**GOAL:**
Print, exactly and completely, every entry in the data.

**INPUT RECORDS:**
-------------------------
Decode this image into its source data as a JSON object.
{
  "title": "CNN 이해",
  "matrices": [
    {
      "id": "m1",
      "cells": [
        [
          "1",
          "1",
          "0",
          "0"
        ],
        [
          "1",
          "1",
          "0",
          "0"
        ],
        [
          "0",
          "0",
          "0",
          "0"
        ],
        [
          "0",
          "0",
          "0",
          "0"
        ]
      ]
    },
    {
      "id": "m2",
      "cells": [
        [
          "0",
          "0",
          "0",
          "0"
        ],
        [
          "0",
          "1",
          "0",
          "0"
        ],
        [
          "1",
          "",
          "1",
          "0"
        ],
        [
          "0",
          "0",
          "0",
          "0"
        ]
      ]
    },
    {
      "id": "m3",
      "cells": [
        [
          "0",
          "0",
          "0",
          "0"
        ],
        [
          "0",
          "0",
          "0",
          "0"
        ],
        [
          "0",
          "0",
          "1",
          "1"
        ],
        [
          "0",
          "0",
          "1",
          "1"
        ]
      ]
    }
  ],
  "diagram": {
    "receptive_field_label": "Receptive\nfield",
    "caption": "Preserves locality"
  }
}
-------------------------
**RESPONSE TO THE EXERCISE:**
Decode this image into its source data as a JSON object.
{
  "title": "CNN 이해",
  "matrices": [
    {
      "id": "m1",
      "cells": [
        [
          "1",
          "1",
          "0",
          "0"
        ],
        [
          "1",
          "1",
          "0",
          "0"
        ],
        [
          "0",
          "0",
          "0",
          "0"
        ],
        [
          "0",
          "0",
          "0",
          "0"
        ]
      ]
    },
    {
      "id": "m2",
      "cells": [
        [
          "0",
          "0",
          "0",
          "0"
        ],
        [
          "0",
          "1",
          "0",
          "0"
        ],
        [
          "1",
          "",
          "1",
          "0"
        ],
        [
          "0",
          "0",
          "0",
          "0"
        ]
      ]
    },
    {
      "id": "m3",
      "cells": [
        [
          "0",
          "0",
          "0",
          "0"
        ],
        [
          "0",
          "0",
          "0",
          "0"
        ],
        [
          "0",
          "0",
          "1",
          "1"
        ],
        [
          "0",
          "0",
          "1",
          "1"
        ]
      ]
    }
  ],
  "diagram": {
    "receptive_field_label": "Receptive\nfield",
    "caption": "Preserves locality"
  }
}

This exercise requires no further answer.